Task prompt>
Search the listing below for the string "mmHg" and show each line that contains it.

Records from a data collection:

------------------------------

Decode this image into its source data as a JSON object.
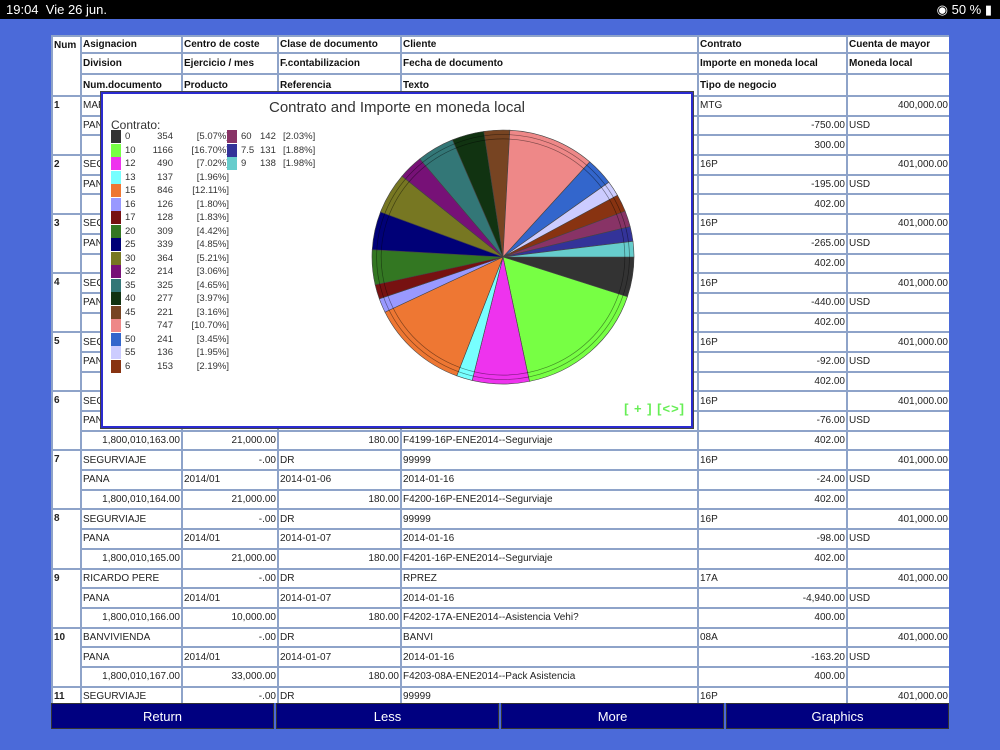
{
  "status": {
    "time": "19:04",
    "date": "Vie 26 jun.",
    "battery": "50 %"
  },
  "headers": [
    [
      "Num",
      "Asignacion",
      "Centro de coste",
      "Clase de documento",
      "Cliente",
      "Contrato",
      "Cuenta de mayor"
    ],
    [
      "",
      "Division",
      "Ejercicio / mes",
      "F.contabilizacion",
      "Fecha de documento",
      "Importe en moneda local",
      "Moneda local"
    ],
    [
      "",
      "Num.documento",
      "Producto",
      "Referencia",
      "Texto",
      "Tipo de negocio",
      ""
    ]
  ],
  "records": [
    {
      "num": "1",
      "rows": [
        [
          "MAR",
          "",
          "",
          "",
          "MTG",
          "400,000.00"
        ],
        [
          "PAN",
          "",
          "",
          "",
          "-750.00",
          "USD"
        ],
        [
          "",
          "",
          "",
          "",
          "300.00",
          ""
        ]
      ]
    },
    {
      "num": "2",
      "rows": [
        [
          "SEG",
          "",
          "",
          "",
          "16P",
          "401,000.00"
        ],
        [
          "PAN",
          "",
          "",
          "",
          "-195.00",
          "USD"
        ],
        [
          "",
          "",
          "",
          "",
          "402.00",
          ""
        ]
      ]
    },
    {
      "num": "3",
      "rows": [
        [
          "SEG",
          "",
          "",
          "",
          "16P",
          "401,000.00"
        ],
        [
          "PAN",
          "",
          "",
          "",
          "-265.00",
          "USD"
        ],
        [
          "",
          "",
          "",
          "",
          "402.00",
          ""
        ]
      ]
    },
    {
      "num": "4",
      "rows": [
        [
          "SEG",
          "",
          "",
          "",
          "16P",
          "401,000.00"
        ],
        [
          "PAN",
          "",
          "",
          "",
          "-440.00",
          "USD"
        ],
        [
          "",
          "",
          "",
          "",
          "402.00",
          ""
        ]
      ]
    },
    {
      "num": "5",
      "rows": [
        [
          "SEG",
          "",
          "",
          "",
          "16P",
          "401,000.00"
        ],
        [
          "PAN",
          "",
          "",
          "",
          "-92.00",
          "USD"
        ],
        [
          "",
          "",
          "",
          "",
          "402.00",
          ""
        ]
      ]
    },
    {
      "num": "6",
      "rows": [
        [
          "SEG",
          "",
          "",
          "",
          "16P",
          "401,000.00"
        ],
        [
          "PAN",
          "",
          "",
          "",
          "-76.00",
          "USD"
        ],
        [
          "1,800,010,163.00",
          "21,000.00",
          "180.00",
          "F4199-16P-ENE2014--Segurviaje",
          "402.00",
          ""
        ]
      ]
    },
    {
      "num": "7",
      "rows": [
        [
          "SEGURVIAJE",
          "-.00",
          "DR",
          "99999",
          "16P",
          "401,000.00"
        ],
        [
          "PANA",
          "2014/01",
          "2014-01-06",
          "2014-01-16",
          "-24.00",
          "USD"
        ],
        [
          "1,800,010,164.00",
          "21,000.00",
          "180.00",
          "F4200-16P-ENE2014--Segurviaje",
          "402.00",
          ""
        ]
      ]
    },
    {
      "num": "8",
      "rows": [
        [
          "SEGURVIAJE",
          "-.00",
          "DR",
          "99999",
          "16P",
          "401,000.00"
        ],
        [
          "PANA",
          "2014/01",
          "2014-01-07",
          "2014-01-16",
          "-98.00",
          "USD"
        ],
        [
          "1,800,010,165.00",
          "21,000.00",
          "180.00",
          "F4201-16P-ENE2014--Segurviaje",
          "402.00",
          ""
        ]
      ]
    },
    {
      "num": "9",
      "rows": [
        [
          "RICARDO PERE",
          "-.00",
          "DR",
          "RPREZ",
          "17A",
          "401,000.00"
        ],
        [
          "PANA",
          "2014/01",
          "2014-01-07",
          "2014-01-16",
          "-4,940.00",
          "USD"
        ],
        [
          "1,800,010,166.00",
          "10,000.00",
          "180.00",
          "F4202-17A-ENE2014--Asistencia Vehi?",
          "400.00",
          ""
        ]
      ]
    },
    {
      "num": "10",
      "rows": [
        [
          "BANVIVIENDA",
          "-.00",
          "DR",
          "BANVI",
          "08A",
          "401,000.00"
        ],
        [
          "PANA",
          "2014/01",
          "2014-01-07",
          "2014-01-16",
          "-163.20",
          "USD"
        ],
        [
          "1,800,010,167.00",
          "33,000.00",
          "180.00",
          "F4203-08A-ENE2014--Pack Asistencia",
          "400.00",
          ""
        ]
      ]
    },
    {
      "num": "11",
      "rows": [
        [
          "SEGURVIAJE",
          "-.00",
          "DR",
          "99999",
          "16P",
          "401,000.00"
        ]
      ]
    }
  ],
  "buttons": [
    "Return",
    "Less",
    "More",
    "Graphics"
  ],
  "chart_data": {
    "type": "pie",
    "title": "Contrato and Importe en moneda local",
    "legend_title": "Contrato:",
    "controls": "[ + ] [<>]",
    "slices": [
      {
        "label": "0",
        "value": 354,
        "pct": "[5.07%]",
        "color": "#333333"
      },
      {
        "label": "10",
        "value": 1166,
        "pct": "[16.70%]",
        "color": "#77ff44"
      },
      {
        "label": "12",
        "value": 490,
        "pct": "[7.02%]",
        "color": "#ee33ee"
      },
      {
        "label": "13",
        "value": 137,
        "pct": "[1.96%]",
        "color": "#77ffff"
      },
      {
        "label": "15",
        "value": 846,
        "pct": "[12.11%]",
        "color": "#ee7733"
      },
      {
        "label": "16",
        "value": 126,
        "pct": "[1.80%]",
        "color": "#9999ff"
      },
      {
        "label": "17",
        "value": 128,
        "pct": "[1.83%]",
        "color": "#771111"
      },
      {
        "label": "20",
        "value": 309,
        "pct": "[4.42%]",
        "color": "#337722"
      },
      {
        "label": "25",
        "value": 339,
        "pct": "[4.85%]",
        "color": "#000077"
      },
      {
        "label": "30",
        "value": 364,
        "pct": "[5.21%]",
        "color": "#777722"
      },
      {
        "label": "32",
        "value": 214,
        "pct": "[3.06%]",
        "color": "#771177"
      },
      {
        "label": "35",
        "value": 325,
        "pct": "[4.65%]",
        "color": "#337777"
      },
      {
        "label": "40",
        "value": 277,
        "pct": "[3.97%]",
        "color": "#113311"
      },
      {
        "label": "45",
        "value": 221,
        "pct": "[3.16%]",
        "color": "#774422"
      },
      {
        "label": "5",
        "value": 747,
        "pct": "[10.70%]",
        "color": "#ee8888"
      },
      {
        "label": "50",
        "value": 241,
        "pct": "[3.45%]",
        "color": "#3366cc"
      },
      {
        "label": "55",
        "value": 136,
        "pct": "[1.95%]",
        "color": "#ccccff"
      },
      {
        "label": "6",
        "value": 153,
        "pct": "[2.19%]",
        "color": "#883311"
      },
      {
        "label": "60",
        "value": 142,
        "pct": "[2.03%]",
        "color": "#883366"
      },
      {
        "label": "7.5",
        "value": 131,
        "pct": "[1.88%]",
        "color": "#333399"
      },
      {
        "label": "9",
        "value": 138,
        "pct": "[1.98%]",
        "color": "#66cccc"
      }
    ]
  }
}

------------------------------

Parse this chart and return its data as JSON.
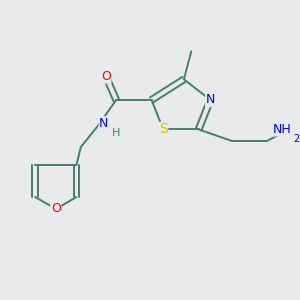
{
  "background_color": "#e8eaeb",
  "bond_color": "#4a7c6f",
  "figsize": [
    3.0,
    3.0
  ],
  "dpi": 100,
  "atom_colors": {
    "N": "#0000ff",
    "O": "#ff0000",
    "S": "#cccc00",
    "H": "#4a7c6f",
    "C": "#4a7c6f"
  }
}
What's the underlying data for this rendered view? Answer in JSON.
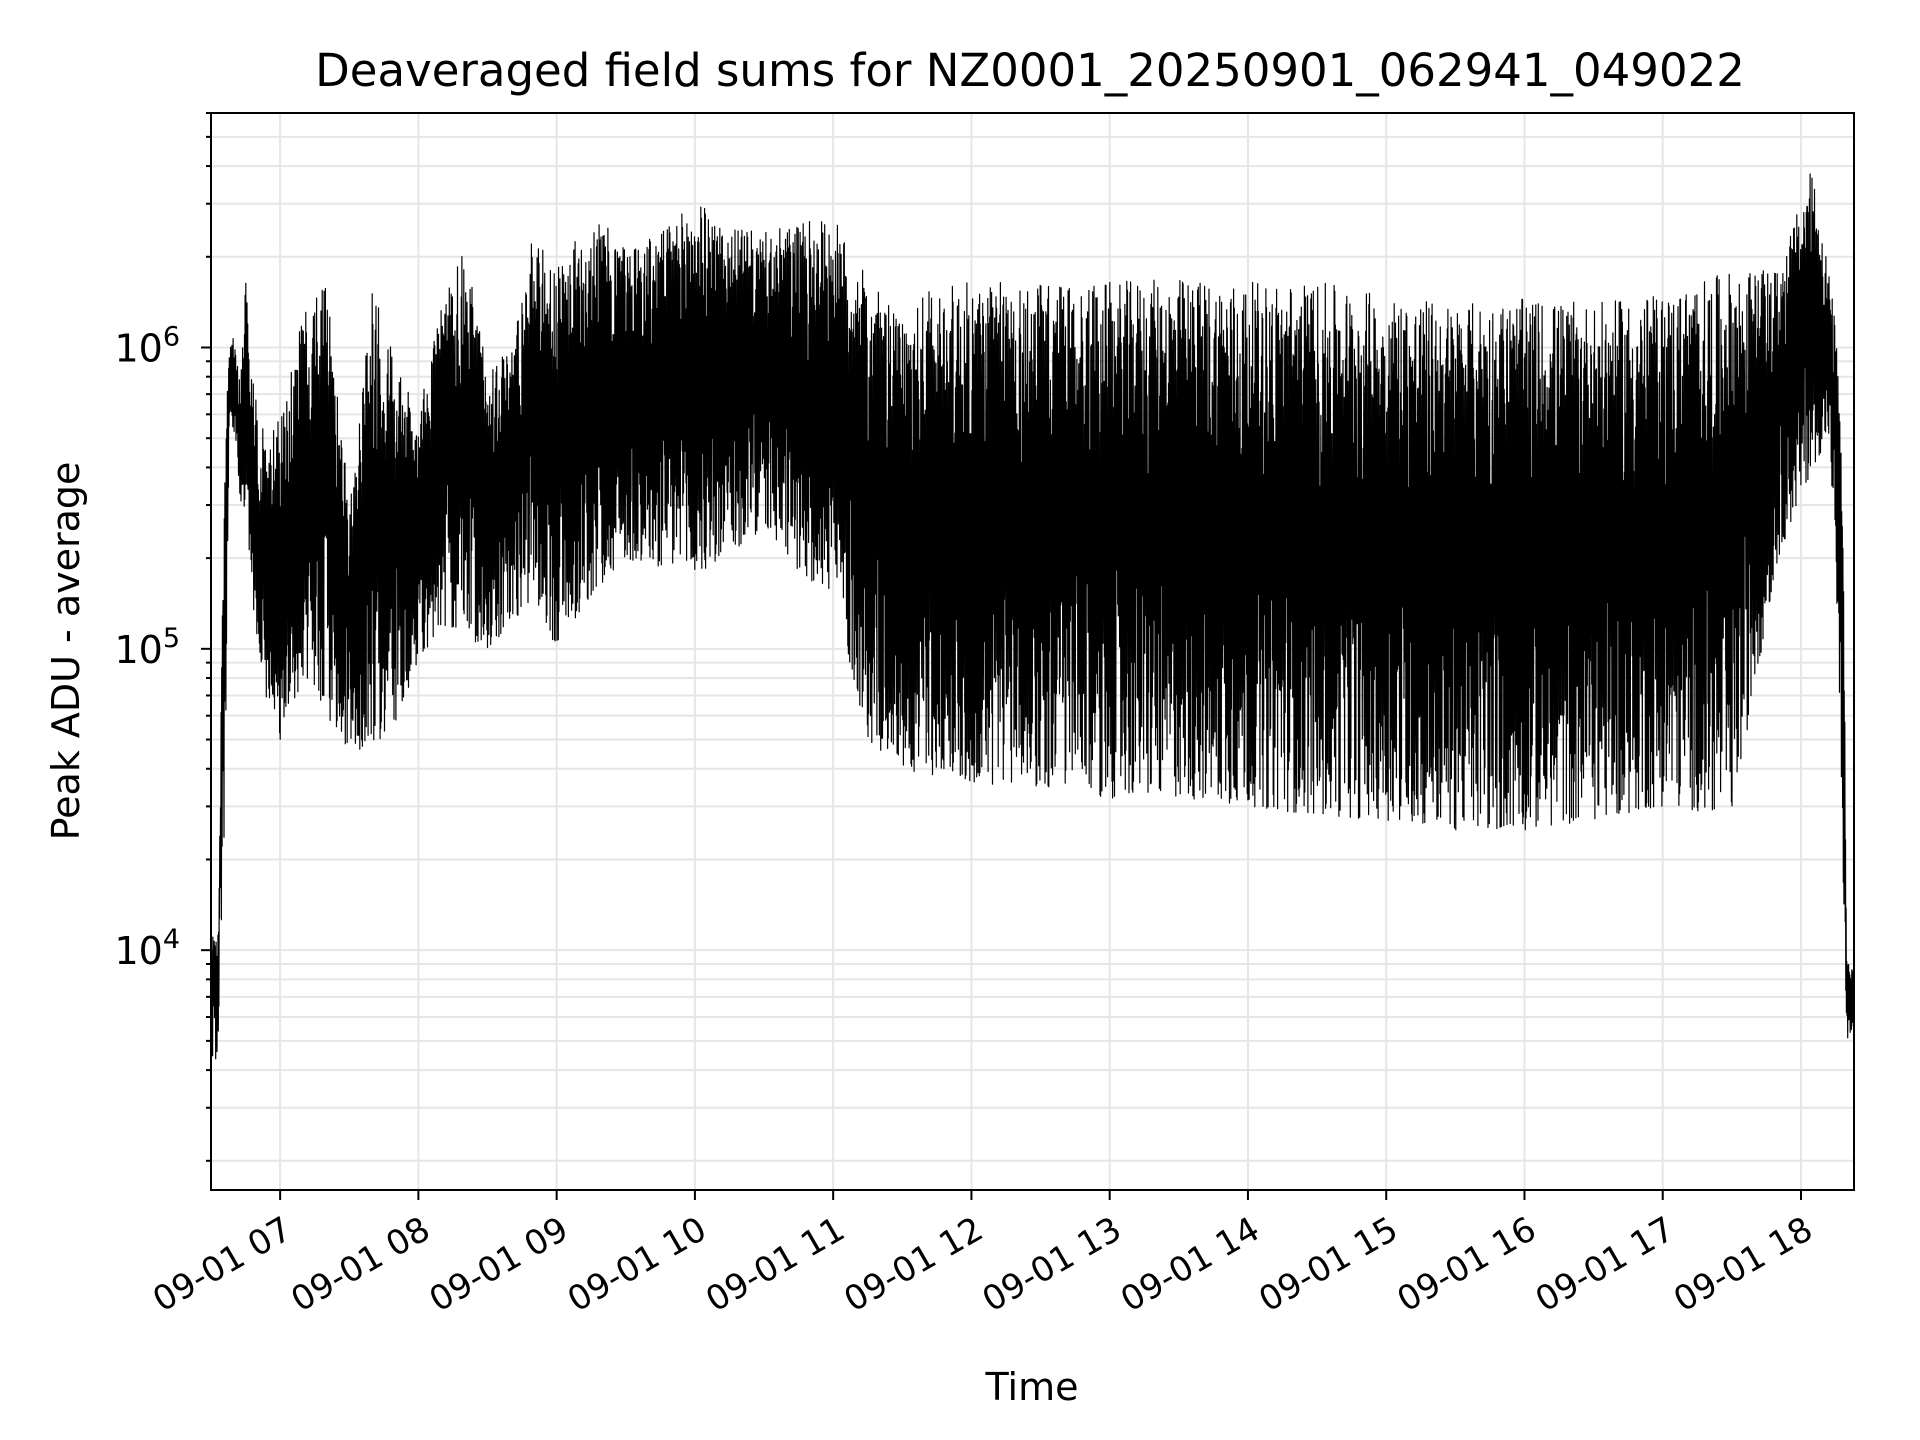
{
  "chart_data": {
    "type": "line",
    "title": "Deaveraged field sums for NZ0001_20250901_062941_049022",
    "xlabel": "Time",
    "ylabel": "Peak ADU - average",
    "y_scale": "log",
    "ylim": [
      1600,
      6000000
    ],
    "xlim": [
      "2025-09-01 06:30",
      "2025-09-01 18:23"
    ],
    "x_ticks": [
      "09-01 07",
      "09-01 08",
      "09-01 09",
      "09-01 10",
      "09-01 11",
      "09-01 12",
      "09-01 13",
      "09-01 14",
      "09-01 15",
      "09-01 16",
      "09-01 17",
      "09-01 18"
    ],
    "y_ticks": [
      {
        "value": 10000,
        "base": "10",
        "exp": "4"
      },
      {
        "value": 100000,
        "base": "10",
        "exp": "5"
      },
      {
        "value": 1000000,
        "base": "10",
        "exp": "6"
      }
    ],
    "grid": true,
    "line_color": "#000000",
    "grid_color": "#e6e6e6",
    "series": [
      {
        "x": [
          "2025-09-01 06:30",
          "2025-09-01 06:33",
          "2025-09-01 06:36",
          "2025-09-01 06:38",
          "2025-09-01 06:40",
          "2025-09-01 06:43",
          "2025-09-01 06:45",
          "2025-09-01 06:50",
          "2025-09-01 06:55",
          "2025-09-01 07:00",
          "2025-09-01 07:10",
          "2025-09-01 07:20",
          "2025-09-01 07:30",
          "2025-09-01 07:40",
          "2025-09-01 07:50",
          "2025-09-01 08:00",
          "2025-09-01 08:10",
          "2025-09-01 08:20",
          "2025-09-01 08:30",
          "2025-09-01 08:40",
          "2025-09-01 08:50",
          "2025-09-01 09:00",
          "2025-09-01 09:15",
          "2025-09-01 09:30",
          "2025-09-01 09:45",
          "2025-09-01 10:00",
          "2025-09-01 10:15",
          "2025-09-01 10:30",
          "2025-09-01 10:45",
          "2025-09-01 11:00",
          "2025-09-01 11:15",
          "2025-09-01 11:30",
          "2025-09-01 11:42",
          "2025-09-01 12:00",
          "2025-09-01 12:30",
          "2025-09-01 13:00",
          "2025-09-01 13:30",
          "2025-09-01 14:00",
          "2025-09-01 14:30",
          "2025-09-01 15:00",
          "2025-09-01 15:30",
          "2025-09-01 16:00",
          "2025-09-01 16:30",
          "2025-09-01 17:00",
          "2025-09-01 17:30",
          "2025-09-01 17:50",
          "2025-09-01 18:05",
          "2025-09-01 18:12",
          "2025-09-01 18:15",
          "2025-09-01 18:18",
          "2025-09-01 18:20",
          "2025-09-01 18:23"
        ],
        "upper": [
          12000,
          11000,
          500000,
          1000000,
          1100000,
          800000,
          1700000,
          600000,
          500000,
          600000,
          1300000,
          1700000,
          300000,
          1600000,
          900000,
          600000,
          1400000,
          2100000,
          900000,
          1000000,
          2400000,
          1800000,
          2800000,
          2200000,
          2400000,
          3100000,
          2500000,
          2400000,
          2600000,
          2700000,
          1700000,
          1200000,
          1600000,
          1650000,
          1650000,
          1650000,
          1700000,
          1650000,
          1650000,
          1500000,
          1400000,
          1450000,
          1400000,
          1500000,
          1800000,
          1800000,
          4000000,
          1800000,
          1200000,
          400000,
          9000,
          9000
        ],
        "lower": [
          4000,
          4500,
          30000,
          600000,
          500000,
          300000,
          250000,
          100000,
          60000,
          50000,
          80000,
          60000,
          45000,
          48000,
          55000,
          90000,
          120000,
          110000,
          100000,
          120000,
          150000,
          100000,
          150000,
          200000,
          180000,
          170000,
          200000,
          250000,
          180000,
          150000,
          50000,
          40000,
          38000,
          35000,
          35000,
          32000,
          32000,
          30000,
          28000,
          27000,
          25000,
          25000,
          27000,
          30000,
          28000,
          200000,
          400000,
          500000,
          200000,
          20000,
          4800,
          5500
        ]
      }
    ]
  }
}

------------------------------

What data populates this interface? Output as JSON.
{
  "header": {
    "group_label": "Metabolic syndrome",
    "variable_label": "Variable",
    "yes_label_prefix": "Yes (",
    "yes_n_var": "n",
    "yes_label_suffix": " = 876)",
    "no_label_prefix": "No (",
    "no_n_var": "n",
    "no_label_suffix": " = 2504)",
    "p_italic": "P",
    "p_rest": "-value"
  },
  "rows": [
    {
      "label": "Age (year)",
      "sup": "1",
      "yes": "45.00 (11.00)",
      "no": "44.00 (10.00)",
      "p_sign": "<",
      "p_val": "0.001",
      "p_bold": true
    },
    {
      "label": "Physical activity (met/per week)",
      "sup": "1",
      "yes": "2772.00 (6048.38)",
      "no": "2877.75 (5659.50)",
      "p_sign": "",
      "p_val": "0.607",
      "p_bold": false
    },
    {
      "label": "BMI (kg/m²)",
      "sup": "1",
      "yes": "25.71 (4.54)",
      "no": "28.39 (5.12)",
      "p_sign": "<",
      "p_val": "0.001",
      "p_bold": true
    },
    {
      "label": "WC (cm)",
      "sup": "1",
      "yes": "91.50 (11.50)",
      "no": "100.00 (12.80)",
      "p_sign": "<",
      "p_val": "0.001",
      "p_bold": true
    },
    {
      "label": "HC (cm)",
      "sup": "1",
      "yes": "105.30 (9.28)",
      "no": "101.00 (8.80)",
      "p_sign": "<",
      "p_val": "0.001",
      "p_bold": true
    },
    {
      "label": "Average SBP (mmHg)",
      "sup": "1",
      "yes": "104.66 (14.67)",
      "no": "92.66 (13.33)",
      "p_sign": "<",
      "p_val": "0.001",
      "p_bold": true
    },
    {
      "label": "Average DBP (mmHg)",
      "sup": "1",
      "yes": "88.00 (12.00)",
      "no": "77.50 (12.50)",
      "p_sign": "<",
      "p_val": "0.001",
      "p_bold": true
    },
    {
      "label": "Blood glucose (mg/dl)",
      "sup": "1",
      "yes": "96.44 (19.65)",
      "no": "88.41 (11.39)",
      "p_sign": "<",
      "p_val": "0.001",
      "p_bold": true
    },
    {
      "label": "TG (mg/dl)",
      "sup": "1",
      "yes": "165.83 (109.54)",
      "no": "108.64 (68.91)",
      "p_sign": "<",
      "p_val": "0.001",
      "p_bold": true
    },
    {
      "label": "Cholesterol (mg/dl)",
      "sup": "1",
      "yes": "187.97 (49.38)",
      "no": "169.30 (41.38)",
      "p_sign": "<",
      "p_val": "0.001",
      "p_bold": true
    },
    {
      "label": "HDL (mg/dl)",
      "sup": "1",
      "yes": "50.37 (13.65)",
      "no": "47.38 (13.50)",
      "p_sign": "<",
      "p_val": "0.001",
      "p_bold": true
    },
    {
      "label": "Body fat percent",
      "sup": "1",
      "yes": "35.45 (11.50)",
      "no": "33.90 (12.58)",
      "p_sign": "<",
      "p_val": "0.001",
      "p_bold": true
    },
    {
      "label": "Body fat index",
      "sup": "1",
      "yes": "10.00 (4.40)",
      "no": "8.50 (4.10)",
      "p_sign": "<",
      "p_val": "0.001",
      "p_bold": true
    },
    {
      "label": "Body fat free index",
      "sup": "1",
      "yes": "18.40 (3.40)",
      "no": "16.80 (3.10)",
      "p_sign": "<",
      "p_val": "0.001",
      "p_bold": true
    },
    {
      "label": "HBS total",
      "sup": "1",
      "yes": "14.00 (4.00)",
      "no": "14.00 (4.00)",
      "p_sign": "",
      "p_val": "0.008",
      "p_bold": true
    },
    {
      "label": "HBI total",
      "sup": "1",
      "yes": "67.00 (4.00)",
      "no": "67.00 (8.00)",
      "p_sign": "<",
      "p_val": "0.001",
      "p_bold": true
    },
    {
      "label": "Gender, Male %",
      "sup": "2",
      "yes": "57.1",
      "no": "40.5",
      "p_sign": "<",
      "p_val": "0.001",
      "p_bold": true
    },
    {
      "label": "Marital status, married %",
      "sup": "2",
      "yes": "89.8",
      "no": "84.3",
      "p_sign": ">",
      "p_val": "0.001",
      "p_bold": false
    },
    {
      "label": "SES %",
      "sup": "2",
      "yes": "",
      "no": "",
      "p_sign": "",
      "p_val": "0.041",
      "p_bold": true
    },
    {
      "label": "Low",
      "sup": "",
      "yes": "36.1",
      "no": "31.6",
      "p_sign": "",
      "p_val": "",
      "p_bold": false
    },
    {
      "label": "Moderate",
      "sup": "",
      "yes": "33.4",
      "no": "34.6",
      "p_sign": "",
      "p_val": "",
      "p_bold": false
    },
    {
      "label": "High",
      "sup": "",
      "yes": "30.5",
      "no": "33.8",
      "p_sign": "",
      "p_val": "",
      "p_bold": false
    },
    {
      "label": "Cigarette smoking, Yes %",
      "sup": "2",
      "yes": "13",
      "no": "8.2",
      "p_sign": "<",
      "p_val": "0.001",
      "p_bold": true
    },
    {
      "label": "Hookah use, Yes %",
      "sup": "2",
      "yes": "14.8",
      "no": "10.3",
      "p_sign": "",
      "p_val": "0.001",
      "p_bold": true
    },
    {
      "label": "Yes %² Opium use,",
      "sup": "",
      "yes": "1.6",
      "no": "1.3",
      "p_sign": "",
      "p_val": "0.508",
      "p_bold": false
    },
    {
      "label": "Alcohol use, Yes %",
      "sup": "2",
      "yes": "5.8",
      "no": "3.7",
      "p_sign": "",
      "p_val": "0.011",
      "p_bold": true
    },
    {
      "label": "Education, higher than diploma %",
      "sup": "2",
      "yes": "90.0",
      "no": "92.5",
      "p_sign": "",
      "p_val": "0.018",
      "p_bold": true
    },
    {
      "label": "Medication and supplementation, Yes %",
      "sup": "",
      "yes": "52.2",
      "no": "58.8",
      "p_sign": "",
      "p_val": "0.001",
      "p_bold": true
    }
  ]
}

------------------------------

The output>
      "label": "Average SBP (mmHg)",
      "label": "Average DBP (mmHg)",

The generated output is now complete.